━━ TEXTAUSZUG ━━
Lage und Umweltrekonstruktion
Der Fundplatz liegt im Oldenburger Graben auf der Wagrischen Halbinsel. Der Graben ist eine Niederung, die sich südöstlich des während der Weichsel-Kaltzeit gebildeten Östlichen Hügellandes erstreckt und im Gegensatz zu diesem Relief ein flaches und tiefliegendes Gebiet bildet. Das 23 km lange und bis zu 3 km breite Niederungsgebiet teilt die Wagrische Halbinsel. Es liegt größtenteils unter dem Meeresspiegel und Strandwälle verhindern das Eindringen der Ostsee. Oldenburg-Dannau LA 77 liegt im westlichen Teil dieses Grabens. Dieses Gebiet stellt vermutlich das Tal einer Gletscherzunge dar. Die Niederung wird hier von einigen Geländeerhöhungen durchzogen.
━━━
SCHRIFTLICHE AUFGABE 1>
Schreibe aus den Zeilen den Abschnitt neu, der mit der Zeile beginnt, die „field-label: 附件 [0,352,174,376]“ enthält, und mit der Zeile endet, die „field-label: 生效日期 [0,467,174,491]“ enthält, und ersetze darin „table-row“ durch „tabellenzeile“. Alles andere bleibt unverändert, und nur dieser Abschnitt wird ausgegeben.
Die folgenden Zeilen haben mit dem Textauszug nichts zu tun.
━━ DATENAUSZUG ━━
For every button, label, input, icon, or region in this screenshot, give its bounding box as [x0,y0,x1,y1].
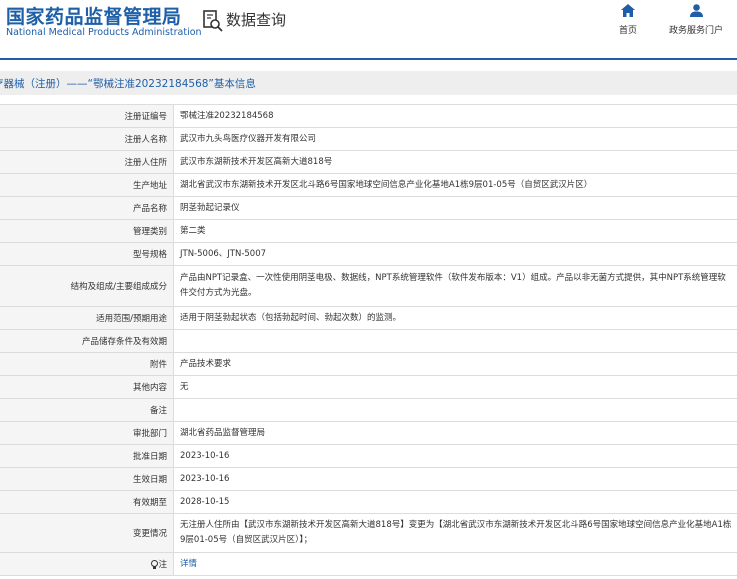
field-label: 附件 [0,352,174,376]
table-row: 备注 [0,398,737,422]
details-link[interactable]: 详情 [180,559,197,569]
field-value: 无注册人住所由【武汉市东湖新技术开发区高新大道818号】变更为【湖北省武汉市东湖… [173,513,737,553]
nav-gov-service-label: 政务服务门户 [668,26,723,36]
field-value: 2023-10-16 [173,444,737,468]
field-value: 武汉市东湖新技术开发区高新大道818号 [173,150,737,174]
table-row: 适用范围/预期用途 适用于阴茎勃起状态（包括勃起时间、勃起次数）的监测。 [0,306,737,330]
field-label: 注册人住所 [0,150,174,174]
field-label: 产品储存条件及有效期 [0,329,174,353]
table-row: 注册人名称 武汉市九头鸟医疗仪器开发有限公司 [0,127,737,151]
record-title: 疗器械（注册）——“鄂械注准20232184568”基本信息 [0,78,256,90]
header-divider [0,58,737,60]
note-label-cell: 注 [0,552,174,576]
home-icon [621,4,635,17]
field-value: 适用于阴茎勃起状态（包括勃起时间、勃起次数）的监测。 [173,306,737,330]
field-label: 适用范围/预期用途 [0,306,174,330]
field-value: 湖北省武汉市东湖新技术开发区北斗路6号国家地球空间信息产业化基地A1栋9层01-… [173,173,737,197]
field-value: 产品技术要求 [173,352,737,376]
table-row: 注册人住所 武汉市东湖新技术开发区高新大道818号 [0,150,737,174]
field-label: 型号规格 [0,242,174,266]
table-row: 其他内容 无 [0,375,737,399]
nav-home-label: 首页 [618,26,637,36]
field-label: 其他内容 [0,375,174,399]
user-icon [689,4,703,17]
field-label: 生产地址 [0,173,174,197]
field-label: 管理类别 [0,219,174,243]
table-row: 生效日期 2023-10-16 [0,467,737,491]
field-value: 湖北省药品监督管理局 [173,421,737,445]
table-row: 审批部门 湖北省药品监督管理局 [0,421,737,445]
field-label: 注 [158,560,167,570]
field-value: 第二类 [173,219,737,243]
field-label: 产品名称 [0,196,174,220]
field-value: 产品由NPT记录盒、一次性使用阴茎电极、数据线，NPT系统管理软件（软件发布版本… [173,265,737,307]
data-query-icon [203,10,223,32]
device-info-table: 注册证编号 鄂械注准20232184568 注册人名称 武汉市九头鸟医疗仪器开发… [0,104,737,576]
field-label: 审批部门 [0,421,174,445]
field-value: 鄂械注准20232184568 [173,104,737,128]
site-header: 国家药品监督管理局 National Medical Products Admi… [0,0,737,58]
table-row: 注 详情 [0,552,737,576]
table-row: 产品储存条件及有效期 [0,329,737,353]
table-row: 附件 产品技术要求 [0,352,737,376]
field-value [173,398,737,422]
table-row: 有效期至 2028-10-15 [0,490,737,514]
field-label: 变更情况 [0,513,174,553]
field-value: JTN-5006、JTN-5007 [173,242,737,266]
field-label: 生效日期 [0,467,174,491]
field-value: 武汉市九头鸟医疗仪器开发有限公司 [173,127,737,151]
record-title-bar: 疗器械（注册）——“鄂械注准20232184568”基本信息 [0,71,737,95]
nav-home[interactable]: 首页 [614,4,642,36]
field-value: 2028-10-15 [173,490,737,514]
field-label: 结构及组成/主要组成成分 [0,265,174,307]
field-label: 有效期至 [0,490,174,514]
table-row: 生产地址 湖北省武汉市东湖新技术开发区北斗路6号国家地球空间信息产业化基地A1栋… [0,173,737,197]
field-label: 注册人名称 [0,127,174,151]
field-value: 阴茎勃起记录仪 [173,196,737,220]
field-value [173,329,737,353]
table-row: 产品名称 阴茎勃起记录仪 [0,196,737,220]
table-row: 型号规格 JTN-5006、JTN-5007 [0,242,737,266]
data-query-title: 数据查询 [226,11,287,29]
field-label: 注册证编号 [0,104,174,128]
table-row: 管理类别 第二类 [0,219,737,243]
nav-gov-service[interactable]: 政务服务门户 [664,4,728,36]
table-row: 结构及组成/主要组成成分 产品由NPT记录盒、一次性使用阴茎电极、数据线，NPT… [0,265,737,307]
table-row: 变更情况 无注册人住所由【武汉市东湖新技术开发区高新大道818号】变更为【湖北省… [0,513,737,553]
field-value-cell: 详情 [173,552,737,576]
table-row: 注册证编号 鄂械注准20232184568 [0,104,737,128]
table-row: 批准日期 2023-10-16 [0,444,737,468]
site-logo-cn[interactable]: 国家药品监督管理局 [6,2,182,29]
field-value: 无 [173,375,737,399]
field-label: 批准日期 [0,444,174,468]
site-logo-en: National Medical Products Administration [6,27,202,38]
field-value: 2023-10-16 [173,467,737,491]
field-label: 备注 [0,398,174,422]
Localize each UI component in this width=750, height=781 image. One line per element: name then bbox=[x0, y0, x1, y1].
━━━
SCHRIFTLICHE AUFGABE 2>
Gib den Textauszug über den Oldenburger Graben vollständig und unverändert wieder.

KORREKTE AUSGABE 1>
field-label: 附件 [0,352,174,376]
tabellenzeile: 备注 [0,398,737,422]
details-link[interactable]: 详情 [180,559,197,569]
field-value: 无注册人住所由【武汉市东湖新技术开发区高新大道818号】变更为【湖北省武汉市东湖… [173,513,737,553]
nav-gov-service-label: 政务服务门户 [668,26,723,36]
field-value: 2023-10-16 [173,444,737,468]
field-value: 武汉市东湖新技术开发区高新大道818号 [173,150,737,174]
tabellenzeile: 适用范围/预期用途 适用于阴茎勃起状态（包括勃起时间、勃起次数）的监测。 [0,306,737,330]
field-label: 注册人住所 [0,150,174,174]
field-label: 产品储存条件及有效期 [0,329,174,353]
tabellenzeile: 注册人名称 武汉市九头鸟医疗仪器开发有限公司 [0,127,737,151]
record-title: 疗器械（注册）——“鄂械注准20232184568”基本信息 [0,78,256,90]
header-divider [0,58,737,60]
note-label-cell: 注 [0,552,174,576]
home-icon [621,4,635,17]
field-value: 适用于阴茎勃起状态（包括勃起时间、勃起次数）的监测。 [173,306,737,330]
field-label: 适用范围/预期用途 [0,306,174,330]
field-value: 湖北省武汉市东湖新技术开发区北斗路6号国家地球空间信息产业化基地A1栋9层01-… [173,173,737,197]
field-value: 产品技术要求 [173,352,737,376]
tabellenzeile: 注册人住所 武汉市东湖新技术开发区高新大道818号 [0,150,737,174]
field-label: 型号规格 [0,242,174,266]
tabellenzeile: 其他内容 无 [0,375,737,399]
nav-home-label: 首页 [618,26,637,36]
field-label: 其他内容 [0,375,174,399]
user-icon [689,4,703,17]
field-label: 生产地址 [0,173,174,197]
field-label: 管理类别 [0,219,174,243]
tabellenzeile: 生效日期 2023-10-16 [0,467,737,491]
field-value: 湖北省药品监督管理局 [173,421,737,445]
tabellenzeile: 审批部门 湖北省药品监督管理局 [0,421,737,445]
field-label: 注 [158,560,167,570]
field-value: 第二类 [173,219,737,243]
field-label: 产品名称 [0,196,174,220]
field-value: 产品由NPT记录盒、一次性使用阴茎电极、数据线，NPT系统管理软件（软件发布版本… [173,265,737,307]
data-query-icon [203,10,223,32]
device-info-table: 注册证编号 鄂械注准20232184568 注册人名称 武汉市九头鸟医疗仪器开发… [0,104,737,576]
field-label: 审批部门 [0,421,174,445]
field-value: 鄂械注准20232184568 [173,104,737,128]
site-header: 国家药品监督管理局 National Medical Products Admi… [0,0,737,58]
tabellenzeile: 注 详情 [0,552,737,576]
tabellenzeile: 产品储存条件及有效期 [0,329,737,353]
tabellenzeile: 附件 产品技术要求 [0,352,737,376]
field-value [173,398,737,422]
tabellenzeile: 有效期至 2028-10-15 [0,490,737,514]
field-label: 变更情况 [0,513,174,553]
field-value: JTN-5006、JTN-5007 [173,242,737,266]
field-label: 生效日期 [0,467,174,491]

KORREKTE AUSGABE 2>
Lage und Umweltrekonstruktion
Der Fundplatz liegt im Oldenburger Graben auf der Wagrischen Halbinsel. Der Graben ist eine Niederung, die sich südöstlich des während der Weichsel-Kaltzeit gebildeten Östlichen Hügellandes erstreckt und im Gegensatz zu diesem Relief ein flaches und tiefliegendes Gebiet bildet. Das 23 km lange und bis zu 3 km breite Niederungsgebiet teilt die Wagrische Halbinsel. Es liegt größtenteils unter dem Meeresspiegel und Strandwälle verhindern das Eindringen der Ostsee. Oldenburg-Dannau LA 77 liegt im westlichen Teil dieses Grabens. Dieses Gebiet stellt vermutlich das Tal einer Gletscherzunge dar. Die Niederung wird hier von einigen Geländeerhöhungen durchzogen.